Domaine d’intervention : développement de l’autonomie. Selon l’ONISEP (2014), les personnes présentant un polyhandicap réalisent peu d’activités de la vie quotidienne seules et ont besoin de l’assistance d’une personne en quasi-permanence. Ainsi, quatre études ont été réalisées avec l’aide de microrupteurs dans l’optique de favoriser l’autonomie de personnes présentant un polyhandicap (Antonucci, Lancioni, Singh, O’Reilly et Sigafoos, 2006; Lancioni et al., 2013b; 2014b; 2015a).

Tout d’abord, l’objectif de l’étude d’Antonucci et ses collaborateurs (2006) était que le participant actionne un ouvre-porte électrique seul, afin de pouvoir accéder aux locaux de ses activités de jour. Le participant avait le choix entre deux comportements ciblés pour faire actionner le mécanisme de l’ouverture de porte, soit en effectuant un mouvement vers le haut de la main gauche ou un mouvement latéral du pied droit. Les auteurs ont noté s’il y avait une préférence de comportement pour actionner l’ouverture de la porte.

Ensuite, les études de Lancioni et al. (2013b; 2014b; 2015a) ont mise en place un principe de guidance[1] technologique afin d’aider les participants dans l’apprentissage d’une tâche et pour augmenter leur engagement occupationnel. Les guidances servaient entre autres à 1) inciter le participant à débuter l’activité à l’aide d’un rappel, 2) fournir une rétroaction positive et des encouragements lorsqu’il arrive à la station et 3) offrir un renforcement lorsque l’activité est complétée (p. ex., en débutant une pièce musicale). Cette guidance était reliée à un microrupteur qui s’activait après que le participant ait réalisé une action ou encore après un temps prédéterminé par les chercheurs. Des stimuli appréciés des participants s’activaient lorsque ces derniers effectuaient l’entièreté de la séquence. Dans tous les cas, un devis ABAB a été réalisé et les données ont été vérifiées via un accord inter-juge. Concernant les objectifs individuels des études, celle de Lancioni et al. (2013b) visait à soutenir l’apprentissage d’une tâche en six étapes par l’assemblage d’une roue. Pour ce faire, les auteurs ont collecté le nombre de roues terminées par session, soit celles étant réalisées correctement, et ce, sans guidance. Enfin, les études de Lancioni et al. (2014b; 2015a) avaient pour objectifs d'augmenter la manipulation constructive d’objets chez des participants. Ainsi, les auteurs ont mesuré la fréquence des actions réalisées indépendamment des instructions de l'assistant de recherche (voir le Tableau 4 à la fin du texte pour plus de détails).

*ITEMS:*
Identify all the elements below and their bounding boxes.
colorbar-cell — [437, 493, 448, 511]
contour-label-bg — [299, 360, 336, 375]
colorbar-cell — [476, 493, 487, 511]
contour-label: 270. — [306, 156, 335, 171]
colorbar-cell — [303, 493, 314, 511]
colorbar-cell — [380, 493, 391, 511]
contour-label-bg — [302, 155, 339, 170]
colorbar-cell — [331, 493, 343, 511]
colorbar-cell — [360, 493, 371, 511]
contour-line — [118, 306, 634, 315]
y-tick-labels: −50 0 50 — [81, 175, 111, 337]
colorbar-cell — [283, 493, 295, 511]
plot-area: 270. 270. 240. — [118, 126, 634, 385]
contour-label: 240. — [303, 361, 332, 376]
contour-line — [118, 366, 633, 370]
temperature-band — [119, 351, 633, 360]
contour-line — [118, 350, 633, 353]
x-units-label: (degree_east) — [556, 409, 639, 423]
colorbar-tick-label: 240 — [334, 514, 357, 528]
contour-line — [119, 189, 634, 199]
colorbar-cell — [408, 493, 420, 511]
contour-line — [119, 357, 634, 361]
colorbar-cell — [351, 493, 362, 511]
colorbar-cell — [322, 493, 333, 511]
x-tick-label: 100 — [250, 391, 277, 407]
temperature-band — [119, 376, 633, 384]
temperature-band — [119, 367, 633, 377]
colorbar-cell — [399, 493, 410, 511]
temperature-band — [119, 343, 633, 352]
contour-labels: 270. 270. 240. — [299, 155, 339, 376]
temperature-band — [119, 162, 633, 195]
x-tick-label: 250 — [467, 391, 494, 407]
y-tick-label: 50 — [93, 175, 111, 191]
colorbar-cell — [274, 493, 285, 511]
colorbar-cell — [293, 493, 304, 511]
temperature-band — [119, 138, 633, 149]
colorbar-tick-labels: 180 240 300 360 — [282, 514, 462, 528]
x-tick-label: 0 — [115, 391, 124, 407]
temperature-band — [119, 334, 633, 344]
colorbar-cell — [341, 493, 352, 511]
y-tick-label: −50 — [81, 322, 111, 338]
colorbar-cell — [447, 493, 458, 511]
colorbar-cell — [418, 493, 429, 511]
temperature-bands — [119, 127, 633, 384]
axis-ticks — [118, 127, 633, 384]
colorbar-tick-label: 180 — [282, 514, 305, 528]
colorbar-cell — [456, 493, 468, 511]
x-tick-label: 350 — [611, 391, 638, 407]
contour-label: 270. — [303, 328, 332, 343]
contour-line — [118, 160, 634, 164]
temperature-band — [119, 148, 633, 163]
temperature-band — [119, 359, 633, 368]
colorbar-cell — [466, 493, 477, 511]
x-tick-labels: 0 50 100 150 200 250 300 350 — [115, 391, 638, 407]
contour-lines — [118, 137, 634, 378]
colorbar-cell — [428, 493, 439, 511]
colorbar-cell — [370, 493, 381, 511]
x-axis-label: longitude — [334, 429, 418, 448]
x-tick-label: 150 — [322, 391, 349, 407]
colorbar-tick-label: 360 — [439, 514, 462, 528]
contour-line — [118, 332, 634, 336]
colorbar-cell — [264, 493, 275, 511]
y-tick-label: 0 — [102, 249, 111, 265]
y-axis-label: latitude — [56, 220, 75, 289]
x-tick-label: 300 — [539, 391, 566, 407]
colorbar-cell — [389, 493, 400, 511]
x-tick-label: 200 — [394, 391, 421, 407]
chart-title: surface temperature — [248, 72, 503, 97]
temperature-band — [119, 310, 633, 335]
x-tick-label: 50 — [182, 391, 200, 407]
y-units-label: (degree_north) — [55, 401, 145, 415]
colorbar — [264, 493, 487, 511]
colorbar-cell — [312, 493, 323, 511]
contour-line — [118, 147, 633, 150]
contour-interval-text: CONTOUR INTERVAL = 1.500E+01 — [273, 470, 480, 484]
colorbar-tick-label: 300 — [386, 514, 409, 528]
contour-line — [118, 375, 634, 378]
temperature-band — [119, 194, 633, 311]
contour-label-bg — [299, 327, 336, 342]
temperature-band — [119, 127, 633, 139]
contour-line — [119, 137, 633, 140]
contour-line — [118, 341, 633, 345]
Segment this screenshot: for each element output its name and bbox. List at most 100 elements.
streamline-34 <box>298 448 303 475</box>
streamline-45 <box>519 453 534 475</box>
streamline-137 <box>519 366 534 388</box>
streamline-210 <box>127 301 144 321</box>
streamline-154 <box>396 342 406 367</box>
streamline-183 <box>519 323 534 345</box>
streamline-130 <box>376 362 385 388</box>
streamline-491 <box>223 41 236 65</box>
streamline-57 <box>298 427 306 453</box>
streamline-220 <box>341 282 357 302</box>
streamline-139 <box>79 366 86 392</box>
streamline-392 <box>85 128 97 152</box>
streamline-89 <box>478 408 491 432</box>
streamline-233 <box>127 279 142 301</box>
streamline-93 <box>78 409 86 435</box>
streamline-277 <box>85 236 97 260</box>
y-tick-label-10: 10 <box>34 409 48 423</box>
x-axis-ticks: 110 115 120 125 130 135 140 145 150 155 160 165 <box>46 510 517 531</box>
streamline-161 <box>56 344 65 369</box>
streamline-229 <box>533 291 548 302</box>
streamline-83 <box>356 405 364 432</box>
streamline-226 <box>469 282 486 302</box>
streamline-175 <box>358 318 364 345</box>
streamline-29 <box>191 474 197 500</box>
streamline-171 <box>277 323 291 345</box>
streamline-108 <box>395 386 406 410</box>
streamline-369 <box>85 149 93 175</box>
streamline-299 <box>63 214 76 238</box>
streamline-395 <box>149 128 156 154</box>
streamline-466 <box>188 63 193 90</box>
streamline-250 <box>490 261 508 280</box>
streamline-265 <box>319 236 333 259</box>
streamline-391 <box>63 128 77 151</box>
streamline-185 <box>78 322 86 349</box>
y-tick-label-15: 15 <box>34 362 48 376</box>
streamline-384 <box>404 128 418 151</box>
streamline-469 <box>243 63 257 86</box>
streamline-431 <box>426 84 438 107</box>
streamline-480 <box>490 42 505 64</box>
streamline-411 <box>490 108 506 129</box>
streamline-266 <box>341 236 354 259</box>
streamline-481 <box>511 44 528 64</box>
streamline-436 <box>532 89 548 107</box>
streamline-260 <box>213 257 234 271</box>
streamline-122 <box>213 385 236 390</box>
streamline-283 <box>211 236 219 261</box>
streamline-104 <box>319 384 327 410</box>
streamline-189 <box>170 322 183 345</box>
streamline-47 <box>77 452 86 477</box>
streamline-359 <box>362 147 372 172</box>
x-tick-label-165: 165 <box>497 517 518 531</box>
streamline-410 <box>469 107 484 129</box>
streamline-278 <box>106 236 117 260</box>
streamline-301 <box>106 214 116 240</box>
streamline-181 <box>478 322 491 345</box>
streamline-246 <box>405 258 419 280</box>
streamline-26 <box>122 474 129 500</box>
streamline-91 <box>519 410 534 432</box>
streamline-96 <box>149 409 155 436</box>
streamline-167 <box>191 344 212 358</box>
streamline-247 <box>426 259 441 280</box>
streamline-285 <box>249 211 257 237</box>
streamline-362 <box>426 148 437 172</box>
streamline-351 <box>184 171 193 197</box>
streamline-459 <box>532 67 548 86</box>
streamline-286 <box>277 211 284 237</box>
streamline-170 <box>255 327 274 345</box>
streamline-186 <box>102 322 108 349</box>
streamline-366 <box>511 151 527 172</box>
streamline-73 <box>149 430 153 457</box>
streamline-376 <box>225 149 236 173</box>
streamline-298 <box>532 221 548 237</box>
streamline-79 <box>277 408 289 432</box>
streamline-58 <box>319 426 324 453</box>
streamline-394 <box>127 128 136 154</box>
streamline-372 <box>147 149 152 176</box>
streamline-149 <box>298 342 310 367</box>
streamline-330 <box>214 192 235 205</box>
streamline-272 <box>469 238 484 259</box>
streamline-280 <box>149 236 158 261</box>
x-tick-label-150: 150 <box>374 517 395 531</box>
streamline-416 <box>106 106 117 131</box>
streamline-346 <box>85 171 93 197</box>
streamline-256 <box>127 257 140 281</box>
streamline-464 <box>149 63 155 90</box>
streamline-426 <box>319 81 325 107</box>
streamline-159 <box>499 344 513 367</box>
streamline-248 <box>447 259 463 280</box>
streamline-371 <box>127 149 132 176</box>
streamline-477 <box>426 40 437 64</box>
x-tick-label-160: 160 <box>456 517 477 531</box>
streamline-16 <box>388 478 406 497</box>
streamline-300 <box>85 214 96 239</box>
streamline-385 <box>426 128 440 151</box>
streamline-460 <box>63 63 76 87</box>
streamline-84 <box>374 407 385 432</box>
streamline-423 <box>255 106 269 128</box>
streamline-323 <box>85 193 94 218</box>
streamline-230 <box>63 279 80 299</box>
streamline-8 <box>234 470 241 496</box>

*CONSIGNES:*
(a) Relevez toutes les études citées dans l'extrait sur le polyhandicap, avec leurs auteurs et leur année.
(b) Poursuivez la rédaction de l'extrait sur le polyhandicap à partir de sa dernière phrase.
Les items ci-dessus ne sont pas utiles ici.

*CORRIGÉ:*
(a)
- Antonucci, Lancioni, Singh, O'Reilly et Sigafoos (2006)
- Lancioni et al. (2013b)
- Lancioni et al. (2014b)
- Lancioni et al. (2015a)

(b)
Constats. Pour l’étude d’Antonucci et al. (2006), le participant a réussi à utiliser les deux microrupteurs, soit d’effectuer les deux comportements, pour actionner l’ouvre-porte. Les auteurs notent qu’il avait une préférence pour celui actionné par son mouvement de pied et que ce dernier semblait être plus efficace que l’autre. D’ailleurs, le participant a également maintenu ses performances lors de la phase post-intervention, ce qui montre un maintien de l’acquis. Ensuite, Lancioni et al. (2013b) rapportent que la guidance technologique peut être efficace pour la réalisation de tâches. Les deux participants ont réussi à assembler des objets au cours des séances d'intervention utilisant le système de technologie alors qu'ils avaient échoué lors des sessions sans le système. Selon les auteurs, les rappels verbaux auraient contribué à la poursuite de l’activité et la musique utilisée comme renforçateur à la fin de l’activité aurait amélioré la motivation et l’humeur générale des participants. Pour les deux autres études, les participants ont augmenté leur engagement occupationnel par l’exécution des comportements ciblés (Lancioni et al., 2014b; 2015a). Lancioni et al. (2015a) mentionne d’ailleurs que l’utilisation de microrupteurs s’avère être une avenue prometteuse pour les familles, car cela permettrait de diminuer la supervision nécessaire pour assurer une stimulation des personnes présentant un polyhandicap.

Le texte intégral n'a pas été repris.